▶ _Given request_: Answer with a single number: the count of lines that include the string "name".

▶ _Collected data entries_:

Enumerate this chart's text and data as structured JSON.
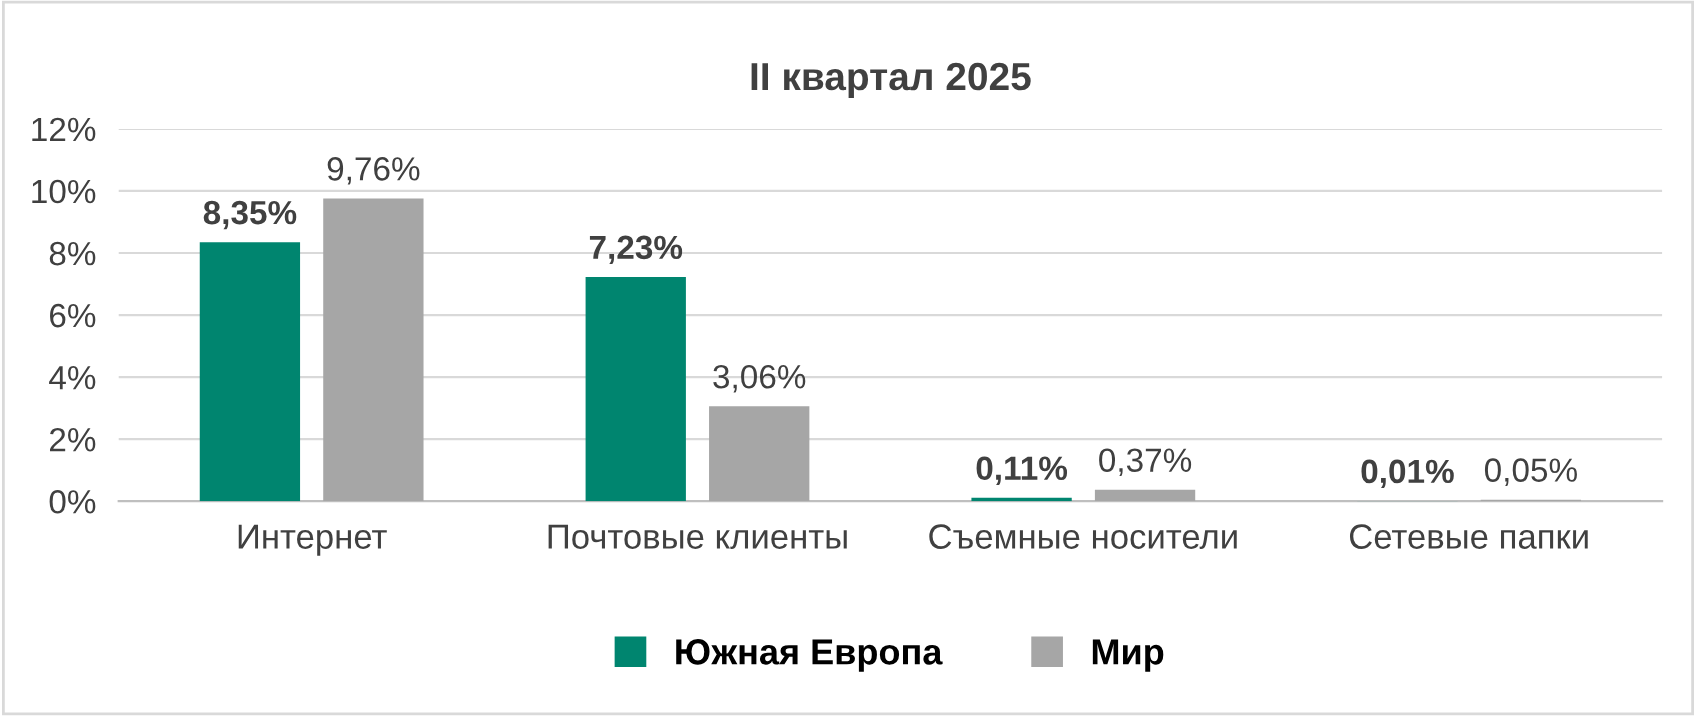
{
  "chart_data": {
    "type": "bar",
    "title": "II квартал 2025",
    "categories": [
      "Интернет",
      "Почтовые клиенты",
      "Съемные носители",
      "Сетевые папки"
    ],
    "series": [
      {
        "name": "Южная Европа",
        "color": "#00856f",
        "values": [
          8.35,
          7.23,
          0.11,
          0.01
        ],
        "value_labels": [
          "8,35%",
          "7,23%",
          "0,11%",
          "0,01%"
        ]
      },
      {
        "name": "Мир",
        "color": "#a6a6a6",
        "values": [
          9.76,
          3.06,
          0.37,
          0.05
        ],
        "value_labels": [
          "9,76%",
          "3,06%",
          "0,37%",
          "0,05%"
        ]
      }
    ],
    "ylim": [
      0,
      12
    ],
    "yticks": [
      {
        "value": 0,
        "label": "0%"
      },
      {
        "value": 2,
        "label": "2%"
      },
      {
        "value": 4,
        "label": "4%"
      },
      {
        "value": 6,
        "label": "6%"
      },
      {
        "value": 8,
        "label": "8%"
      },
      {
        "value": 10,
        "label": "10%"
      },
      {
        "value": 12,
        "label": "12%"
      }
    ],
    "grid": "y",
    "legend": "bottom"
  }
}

...

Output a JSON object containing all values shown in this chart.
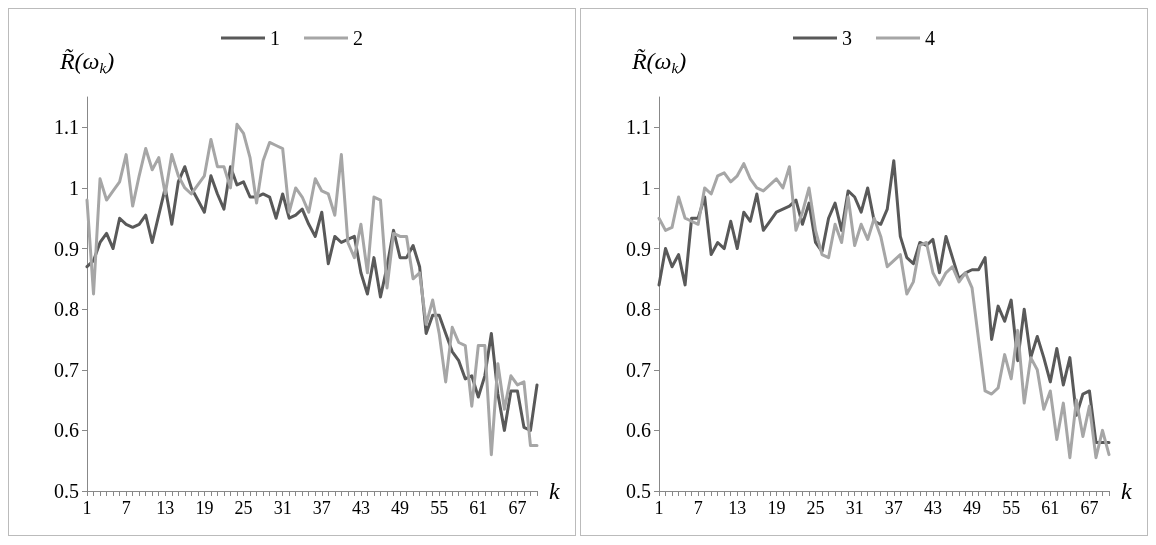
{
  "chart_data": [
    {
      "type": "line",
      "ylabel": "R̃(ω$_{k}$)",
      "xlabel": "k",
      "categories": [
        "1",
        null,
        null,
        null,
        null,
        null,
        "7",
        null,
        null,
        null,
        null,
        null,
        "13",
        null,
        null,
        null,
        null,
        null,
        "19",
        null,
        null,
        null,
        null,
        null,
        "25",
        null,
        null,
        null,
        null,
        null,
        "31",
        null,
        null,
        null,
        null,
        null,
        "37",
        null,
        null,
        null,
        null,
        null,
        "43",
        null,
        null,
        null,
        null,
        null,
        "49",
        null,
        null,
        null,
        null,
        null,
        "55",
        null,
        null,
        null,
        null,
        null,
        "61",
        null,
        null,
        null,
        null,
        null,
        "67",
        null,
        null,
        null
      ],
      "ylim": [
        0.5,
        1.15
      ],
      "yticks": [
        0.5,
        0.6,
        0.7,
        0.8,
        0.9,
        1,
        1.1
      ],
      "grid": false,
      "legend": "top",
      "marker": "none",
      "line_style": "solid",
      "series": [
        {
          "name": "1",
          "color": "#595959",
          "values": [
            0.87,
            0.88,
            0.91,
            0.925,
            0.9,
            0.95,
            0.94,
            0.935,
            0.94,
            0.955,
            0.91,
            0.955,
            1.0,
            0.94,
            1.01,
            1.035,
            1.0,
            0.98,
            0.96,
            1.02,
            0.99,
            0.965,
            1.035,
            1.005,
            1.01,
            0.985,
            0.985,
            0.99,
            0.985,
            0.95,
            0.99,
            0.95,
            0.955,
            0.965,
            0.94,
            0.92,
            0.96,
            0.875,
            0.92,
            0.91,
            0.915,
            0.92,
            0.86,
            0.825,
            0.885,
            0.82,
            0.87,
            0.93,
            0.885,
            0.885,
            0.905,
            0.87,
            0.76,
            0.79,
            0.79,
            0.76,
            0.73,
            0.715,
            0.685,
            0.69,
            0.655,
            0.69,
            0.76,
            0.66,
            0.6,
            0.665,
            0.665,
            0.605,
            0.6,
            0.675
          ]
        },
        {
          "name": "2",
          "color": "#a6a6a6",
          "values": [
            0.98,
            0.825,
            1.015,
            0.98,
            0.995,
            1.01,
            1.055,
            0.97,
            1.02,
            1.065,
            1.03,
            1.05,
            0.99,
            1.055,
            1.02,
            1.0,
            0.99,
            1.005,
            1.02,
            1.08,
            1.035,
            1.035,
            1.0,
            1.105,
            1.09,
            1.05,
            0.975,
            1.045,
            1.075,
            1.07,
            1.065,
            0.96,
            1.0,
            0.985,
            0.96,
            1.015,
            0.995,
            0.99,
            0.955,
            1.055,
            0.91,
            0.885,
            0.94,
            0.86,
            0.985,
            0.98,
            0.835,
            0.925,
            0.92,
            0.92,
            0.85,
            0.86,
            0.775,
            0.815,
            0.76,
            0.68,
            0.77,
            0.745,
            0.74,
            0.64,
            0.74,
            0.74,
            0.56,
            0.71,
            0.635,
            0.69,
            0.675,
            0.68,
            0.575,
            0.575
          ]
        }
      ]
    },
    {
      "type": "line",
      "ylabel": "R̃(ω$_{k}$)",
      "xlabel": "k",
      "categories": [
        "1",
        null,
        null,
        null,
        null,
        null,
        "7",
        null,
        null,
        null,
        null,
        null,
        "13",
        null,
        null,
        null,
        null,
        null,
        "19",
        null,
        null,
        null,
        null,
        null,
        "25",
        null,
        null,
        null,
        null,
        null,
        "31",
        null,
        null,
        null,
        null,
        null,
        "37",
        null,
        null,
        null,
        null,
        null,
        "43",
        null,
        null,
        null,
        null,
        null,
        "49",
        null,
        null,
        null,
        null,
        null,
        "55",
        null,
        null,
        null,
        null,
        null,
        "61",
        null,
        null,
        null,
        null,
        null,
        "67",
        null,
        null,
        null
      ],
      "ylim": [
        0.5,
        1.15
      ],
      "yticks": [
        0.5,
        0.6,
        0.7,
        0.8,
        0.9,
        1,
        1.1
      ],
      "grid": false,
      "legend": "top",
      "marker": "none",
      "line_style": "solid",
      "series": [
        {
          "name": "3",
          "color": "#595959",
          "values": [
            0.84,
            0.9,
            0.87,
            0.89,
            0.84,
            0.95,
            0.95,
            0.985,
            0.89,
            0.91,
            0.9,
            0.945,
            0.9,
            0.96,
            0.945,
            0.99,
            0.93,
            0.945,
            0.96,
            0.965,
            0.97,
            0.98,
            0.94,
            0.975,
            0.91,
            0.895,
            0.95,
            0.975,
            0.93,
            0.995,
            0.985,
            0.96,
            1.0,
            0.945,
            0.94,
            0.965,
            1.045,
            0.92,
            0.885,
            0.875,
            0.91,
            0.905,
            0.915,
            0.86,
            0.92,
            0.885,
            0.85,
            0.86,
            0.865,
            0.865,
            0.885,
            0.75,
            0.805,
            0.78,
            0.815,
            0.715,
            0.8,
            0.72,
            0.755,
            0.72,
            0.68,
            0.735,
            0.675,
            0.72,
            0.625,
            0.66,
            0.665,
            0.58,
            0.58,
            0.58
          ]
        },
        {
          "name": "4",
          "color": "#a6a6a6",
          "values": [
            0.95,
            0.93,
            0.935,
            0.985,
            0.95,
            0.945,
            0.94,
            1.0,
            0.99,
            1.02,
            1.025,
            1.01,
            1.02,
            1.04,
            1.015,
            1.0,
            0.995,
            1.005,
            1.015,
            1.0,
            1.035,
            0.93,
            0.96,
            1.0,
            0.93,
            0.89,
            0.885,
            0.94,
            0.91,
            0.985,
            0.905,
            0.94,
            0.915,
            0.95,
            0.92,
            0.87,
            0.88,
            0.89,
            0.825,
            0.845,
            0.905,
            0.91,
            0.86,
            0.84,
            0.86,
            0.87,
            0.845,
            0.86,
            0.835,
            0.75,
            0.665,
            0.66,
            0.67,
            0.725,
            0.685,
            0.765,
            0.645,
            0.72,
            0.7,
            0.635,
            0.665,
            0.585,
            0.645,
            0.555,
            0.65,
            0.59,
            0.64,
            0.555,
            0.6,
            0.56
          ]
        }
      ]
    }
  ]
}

▶ _Reply to the task_: 6